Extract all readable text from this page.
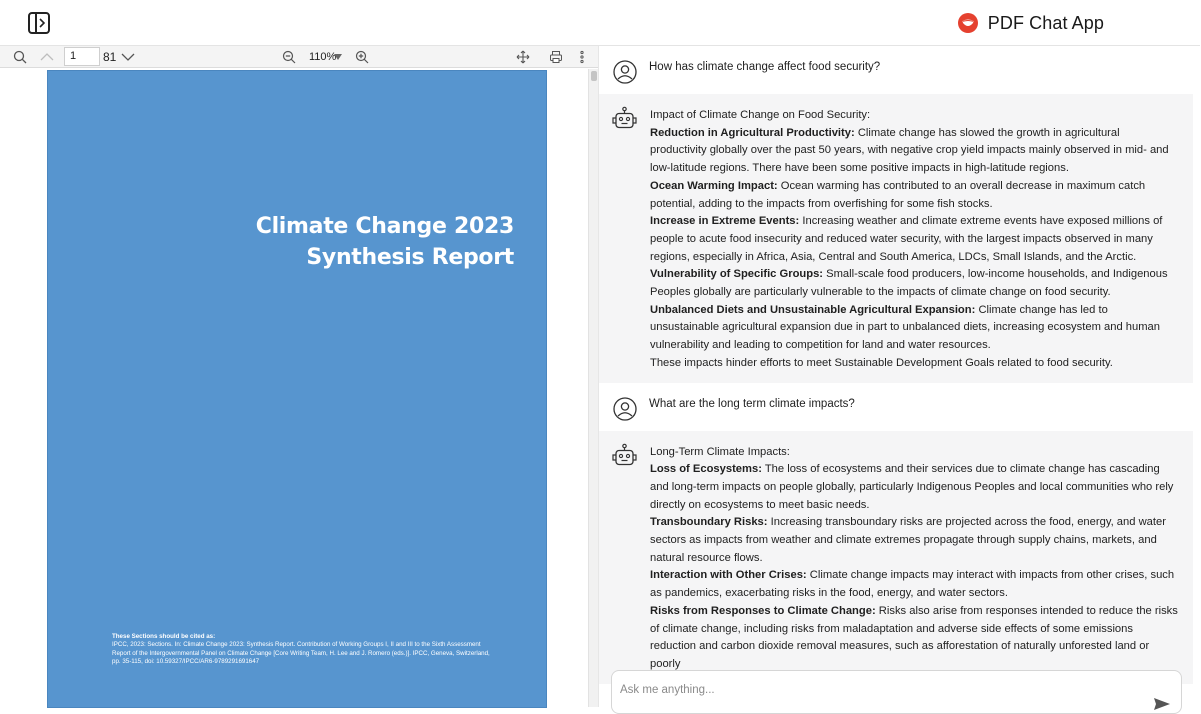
PDF Chat App
1	81	110%
Climate Change 2023
Synthesis Report
These Sections should be cited as:
IPCC, 2023: Sections. In: Climate Change 2023: Synthesis Report. Contribution of Working Groups I, II and III to the Sixth Assessment Report of the Intergovernmental Panel on Climate Change [Core Writing Team, H. Lee and J. Romero (eds.)]. IPCC, Geneva, Switzerland, pp. 35-115, doi: 10.59327/IPCC/AR6-9789291691647
How has climate change affect food security?

Impact of Climate Change on Food Security:

Reduction in Agricultural Productivity: Climate change has slowed the growth in agricultural productivity globally over the past 50 years, with negative crop yield impacts mainly observed in mid- and low-latitude regions. There have been some positive impacts in high-latitude regions.

Ocean Warming Impact: Ocean warming has contributed to an overall decrease in maximum catch potential, adding to the impacts from overfishing for some fish stocks.

Increase in Extreme Events: Increasing weather and climate extreme events have exposed millions of people to acute food insecurity and reduced water security, with the largest impacts observed in many regions, especially in Africa, Asia, Central and South America, LDCs, Small Islands, and the Arctic.

Vulnerability of Specific Groups: Small-scale food producers, low-income households, and Indigenous Peoples globally are particularly vulnerable to the impacts of climate change on food security.

Unbalanced Diets and Unsustainable Agricultural Expansion: Climate change has led to unsustainable agricultural expansion due in part to unbalanced diets, increasing ecosystem and human vulnerability and leading to competition for land and water resources.

These impacts hinder efforts to meet Sustainable Development Goals related to food security.

What are the long term climate impacts?

Long-Term Climate Impacts:

Loss of Ecosystems: The loss of ecosystems and their services due to climate change has cascading and long-term impacts on people globally, particularly Indigenous Peoples and local communities who rely directly on ecosystems to meet basic needs.

Transboundary Risks: Increasing transboundary risks are projected across the food, energy, and water sectors as impacts from weather and climate extremes propagate through supply chains, markets, and natural resource flows.

Interaction with Other Crises: Climate change impacts may interact with impacts from other crises, such as pandemics, exacerbating risks in the food, energy, and water sectors.

Risks from Responses to Climate Change: Risks also arise from responses intended to reduce the risks of climate change, including risks from maladaptation and adverse side effects of some emissions reduction and carbon dioxide removal measures, such as afforestation of naturally unforested land or poorly

Ask me anything...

• [TASK DETAILS]
Copy all the lines of data exactly as they appear, dropping any images.

• [EXERCISE SOLUTION]
Extract all readable text from this page.
PDF Chat App
1	81	110%
Climate Change 2023
Synthesis Report
These Sections should be cited as:
IPCC, 2023: Sections. In: Climate Change 2023: Synthesis Report. Contribution of Working Groups I, II and III to the Sixth Assessment Report of the Intergovernmental Panel on Climate Change [Core Writing Team, H. Lee and J. Romero (eds.)]. IPCC, Geneva, Switzerland, pp. 35-115, doi: 10.59327/IPCC/AR6-9789291691647
How has climate change affect food security?

Impact of Climate Change on Food Security:

Reduction in Agricultural Productivity: Climate change has slowed the growth in agricultural productivity globally over the past 50 years, with negative crop yield impacts mainly observed in mid- and low-latitude regions. There have been some positive impacts in high-latitude regions.

Ocean Warming Impact: Ocean warming has contributed to an overall decrease in maximum catch potential, adding to the impacts from overfishing for some fish stocks.

Increase in Extreme Events: Increasing weather and climate extreme events have exposed millions of people to acute food insecurity and reduced water security, with the largest impacts observed in many regions, especially in Africa, Asia, Central and South America, LDCs, Small Islands, and the Arctic.

Vulnerability of Specific Groups: Small-scale food producers, low-income households, and Indigenous Peoples globally are particularly vulnerable to the impacts of climate change on food security.

Unbalanced Diets and Unsustainable Agricultural Expansion: Climate change has led to unsustainable agricultural expansion due in part to unbalanced diets, increasing ecosystem and human vulnerability and leading to competition for land and water resources.

These impacts hinder efforts to meet Sustainable Development Goals related to food security.

What are the long term climate impacts?

Long-Term Climate Impacts:

Loss of Ecosystems: The loss of ecosystems and their services due to climate change has cascading and long-term impacts on people globally, particularly Indigenous Peoples and local communities who rely directly on ecosystems to meet basic needs.

Transboundary Risks: Increasing transboundary risks are projected across the food, energy, and water sectors as impacts from weather and climate extremes propagate through supply chains, markets, and natural resource flows.

Interaction with Other Crises: Climate change impacts may interact with impacts from other crises, such as pandemics, exacerbating risks in the food, energy, and water sectors.

Risks from Responses to Climate Change: Risks also arise from responses intended to reduce the risks of climate change, including risks from maladaptation and adverse side effects of some emissions reduction and carbon dioxide removal measures, such as afforestation of naturally unforested land or poorly

Ask me anything...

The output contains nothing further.